**Estratto della pagina**

3. Le disposizioni di cui all’articolo 12, comma 2, della legge 11
agosto 1991, n. 266, all’articolo 13 della legge 7 dicembre 2000, n.
383, e all’articolo 96, comma 1, della legge 21 novembre 2000, n.
342, sono abrogate a decorrere dalla data di efficacia del decreto del
Ministro dell’economia e delle finanze di cui all’articolo 103, comma 2,
finalizzato a dare attuazione a quanto previsto dall’articolo 73, comma
1.
4. Le disposizioni di cui all’articolo 6, della legge 11 agosto 1991, n.
266, agli articoli 7, 8, 9 e 10 della legge 7 dicembre 2000, n. 383,
nonché il decreto del Ministro del lavoro e delle politiche sociali 14
novembre 2001, n. 471, sono abrogate a decorrere dalla data di
operatività del Registro unico nazionale del Terzo settore, ai sensi
dell’articolo 53.
(96) Sull’applicabilità delle disposizioni di carattere fiscale richiamate
nel presente comma, vedi l’ art. 5-sexies, comma 1, D.L. 16 ottobre
2017, n. 148, convertito, con modificazioni, dalla L. 4 dicembre 2017,
n. 172.

**Cosa si chiede**
Per favore, ricopia il passo dell'estratto della pagina che parte da "383, e all’articolo" e arriva fino a "11 agosto 1991, n.".

Dati provenienti da una fonte:
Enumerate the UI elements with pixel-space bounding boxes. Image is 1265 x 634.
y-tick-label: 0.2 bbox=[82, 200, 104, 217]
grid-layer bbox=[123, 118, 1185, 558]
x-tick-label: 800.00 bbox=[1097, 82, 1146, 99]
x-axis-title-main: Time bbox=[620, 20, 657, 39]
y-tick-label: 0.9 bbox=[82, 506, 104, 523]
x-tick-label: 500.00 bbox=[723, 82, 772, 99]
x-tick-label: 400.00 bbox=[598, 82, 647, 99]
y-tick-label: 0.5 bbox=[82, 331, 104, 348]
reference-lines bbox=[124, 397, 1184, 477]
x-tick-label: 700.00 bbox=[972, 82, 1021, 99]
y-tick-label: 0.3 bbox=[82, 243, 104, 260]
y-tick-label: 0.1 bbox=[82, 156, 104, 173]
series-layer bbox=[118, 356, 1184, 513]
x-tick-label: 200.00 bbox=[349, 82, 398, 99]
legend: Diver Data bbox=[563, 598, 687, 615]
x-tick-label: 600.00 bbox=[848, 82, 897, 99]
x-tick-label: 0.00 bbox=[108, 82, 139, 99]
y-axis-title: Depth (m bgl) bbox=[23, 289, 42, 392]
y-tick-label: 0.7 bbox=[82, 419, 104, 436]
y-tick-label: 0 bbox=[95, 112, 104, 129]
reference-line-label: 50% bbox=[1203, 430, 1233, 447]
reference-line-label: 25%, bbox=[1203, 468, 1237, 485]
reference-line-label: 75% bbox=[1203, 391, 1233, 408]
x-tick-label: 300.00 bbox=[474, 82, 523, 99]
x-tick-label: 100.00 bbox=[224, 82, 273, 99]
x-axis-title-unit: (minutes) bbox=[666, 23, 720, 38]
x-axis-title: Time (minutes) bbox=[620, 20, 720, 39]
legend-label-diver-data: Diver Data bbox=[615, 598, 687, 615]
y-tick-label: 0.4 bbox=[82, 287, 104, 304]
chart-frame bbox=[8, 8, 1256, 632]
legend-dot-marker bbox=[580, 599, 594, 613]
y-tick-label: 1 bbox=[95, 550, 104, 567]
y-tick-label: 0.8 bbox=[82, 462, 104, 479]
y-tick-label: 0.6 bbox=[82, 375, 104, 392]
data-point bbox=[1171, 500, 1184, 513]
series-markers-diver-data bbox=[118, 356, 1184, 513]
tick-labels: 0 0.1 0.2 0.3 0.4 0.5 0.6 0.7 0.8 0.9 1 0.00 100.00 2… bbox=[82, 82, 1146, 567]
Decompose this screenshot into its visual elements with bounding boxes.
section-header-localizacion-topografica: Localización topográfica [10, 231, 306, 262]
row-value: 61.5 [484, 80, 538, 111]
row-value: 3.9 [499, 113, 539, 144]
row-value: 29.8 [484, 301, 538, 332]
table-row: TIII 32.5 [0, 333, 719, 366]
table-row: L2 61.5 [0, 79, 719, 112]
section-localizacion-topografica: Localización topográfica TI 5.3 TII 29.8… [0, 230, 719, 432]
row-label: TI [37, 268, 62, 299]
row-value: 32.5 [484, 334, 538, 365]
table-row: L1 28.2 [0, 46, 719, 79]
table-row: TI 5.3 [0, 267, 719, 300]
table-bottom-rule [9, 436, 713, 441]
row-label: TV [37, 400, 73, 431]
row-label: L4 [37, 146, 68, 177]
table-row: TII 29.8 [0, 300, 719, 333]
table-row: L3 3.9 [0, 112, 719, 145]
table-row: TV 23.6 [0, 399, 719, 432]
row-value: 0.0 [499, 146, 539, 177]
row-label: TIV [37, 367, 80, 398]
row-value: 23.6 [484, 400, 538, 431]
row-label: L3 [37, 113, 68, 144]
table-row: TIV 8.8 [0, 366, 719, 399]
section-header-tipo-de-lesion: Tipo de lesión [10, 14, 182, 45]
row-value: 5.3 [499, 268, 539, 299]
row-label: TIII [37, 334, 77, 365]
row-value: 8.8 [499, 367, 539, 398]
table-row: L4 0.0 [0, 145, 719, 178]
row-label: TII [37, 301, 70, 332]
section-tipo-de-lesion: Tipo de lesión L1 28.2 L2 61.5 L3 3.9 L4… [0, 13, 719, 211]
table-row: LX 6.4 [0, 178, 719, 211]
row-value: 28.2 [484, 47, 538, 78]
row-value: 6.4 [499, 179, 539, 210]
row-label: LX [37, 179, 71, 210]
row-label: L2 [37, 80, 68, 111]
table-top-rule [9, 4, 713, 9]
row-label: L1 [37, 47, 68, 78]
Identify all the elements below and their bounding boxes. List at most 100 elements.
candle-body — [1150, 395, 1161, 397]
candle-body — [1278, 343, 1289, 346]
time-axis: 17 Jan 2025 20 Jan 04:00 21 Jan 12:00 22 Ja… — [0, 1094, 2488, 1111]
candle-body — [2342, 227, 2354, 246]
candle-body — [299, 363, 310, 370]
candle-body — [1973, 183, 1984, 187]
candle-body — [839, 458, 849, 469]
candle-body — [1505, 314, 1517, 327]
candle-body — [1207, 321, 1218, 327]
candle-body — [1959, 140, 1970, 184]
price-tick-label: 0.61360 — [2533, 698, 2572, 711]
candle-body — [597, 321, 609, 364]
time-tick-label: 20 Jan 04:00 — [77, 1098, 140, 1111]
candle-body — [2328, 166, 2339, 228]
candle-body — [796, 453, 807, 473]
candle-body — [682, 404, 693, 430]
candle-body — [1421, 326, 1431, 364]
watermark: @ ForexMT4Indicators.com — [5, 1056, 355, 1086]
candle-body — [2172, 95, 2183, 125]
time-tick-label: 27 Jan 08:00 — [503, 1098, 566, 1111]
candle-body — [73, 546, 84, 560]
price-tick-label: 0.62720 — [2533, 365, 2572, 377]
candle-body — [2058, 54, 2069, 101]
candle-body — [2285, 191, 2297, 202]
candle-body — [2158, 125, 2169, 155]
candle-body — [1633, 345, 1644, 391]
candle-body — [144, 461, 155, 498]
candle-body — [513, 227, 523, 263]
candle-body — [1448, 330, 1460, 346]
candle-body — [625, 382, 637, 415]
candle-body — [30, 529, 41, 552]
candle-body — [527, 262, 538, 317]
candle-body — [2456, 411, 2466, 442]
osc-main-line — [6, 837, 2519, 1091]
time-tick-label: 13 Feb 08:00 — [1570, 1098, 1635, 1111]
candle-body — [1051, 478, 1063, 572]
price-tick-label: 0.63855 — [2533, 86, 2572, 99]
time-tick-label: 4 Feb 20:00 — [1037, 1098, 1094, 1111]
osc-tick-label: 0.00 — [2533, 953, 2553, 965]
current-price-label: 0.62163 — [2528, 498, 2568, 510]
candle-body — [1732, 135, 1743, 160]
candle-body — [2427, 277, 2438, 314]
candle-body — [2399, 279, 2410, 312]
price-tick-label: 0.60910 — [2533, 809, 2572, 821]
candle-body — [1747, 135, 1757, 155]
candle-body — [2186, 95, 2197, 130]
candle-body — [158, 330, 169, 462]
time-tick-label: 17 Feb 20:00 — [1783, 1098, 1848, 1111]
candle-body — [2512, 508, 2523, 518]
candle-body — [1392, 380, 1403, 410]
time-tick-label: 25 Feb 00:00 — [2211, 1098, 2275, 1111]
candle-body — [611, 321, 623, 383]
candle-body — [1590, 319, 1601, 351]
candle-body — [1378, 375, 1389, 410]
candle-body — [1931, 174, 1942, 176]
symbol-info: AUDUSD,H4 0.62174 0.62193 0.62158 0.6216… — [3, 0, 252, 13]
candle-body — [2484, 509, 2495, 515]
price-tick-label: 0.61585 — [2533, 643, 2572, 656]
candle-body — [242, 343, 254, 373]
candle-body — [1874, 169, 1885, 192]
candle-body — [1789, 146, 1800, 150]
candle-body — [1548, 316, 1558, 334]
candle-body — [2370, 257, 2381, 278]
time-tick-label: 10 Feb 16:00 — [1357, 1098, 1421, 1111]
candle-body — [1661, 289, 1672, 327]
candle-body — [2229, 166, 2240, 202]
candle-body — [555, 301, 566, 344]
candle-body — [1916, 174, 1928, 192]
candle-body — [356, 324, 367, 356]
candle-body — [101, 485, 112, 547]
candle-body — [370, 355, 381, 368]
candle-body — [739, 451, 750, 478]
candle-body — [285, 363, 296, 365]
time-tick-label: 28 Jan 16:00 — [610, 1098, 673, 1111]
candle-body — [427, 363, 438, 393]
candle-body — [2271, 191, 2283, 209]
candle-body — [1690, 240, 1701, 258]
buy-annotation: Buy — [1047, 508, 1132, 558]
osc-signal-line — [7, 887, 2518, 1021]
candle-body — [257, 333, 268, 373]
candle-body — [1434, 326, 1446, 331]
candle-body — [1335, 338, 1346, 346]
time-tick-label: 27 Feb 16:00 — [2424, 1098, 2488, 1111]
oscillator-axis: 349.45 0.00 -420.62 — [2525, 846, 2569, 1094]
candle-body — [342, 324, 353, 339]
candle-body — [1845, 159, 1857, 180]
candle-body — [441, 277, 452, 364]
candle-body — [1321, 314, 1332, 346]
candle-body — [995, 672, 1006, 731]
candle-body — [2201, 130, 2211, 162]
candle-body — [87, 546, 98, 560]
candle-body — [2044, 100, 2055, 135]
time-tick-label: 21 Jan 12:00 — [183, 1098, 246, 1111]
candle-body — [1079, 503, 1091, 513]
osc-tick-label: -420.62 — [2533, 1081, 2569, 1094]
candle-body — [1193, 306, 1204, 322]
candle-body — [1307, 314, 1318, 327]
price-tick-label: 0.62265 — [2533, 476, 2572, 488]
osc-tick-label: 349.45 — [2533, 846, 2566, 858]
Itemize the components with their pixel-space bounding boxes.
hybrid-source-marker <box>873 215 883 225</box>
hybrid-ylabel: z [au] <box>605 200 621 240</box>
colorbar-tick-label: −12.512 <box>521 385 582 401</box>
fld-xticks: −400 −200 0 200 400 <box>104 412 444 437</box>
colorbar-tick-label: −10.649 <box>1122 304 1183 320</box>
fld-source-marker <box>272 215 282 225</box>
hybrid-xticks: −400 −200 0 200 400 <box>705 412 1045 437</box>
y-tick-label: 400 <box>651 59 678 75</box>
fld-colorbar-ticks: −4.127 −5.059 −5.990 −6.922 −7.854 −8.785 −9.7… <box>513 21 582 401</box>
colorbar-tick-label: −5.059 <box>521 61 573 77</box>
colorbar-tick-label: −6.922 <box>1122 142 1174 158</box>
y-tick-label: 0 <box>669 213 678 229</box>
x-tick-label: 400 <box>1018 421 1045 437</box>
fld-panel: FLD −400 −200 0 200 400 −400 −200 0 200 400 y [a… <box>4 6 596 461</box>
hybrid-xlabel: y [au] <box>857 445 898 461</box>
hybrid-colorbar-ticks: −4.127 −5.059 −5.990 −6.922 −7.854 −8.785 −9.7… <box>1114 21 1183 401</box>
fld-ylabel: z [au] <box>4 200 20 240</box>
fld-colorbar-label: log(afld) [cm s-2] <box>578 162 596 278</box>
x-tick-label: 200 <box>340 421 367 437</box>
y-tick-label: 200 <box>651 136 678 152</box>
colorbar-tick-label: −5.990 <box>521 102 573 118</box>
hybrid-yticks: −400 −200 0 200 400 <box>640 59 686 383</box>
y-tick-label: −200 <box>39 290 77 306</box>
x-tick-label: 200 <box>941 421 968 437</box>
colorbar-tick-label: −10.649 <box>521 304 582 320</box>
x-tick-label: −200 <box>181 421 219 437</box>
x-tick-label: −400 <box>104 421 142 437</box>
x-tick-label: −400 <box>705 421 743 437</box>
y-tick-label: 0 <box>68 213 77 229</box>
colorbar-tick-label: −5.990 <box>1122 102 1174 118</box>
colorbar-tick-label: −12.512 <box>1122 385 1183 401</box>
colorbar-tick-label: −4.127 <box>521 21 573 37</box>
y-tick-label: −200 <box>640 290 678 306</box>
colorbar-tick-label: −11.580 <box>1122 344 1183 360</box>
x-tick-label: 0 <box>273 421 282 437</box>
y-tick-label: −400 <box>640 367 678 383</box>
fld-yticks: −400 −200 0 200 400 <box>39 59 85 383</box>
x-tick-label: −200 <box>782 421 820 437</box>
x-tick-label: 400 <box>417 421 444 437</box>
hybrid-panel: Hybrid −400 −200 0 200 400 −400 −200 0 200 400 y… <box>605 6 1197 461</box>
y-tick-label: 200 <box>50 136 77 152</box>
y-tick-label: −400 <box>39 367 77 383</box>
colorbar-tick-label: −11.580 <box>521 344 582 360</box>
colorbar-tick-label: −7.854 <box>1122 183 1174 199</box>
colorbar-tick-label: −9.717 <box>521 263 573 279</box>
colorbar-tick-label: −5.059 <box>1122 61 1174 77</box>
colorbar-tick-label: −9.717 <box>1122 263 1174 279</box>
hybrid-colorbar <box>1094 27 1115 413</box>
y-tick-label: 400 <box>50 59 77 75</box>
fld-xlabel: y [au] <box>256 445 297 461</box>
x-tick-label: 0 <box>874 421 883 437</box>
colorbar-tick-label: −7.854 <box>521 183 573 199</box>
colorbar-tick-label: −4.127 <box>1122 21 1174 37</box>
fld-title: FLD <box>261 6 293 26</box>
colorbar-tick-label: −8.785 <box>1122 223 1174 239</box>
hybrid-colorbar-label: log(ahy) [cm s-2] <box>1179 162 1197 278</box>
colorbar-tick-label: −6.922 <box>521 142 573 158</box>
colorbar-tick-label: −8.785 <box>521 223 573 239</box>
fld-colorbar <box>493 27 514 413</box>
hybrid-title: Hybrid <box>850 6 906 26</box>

**Risultato**
383, e all’articolo 96, comma 1, della legge 21 novembre 2000, n.
342, sono abrogate a decorrere dalla data di efficacia del decreto del
Ministro dell’economia e delle finanze di cui all’articolo 103, comma 2,
finalizzato a dare attuazione a quanto previsto dall’articolo 73, comma
1.
4. Le disposizioni di cui all’articolo 6, della legge 11 agosto 1991, n.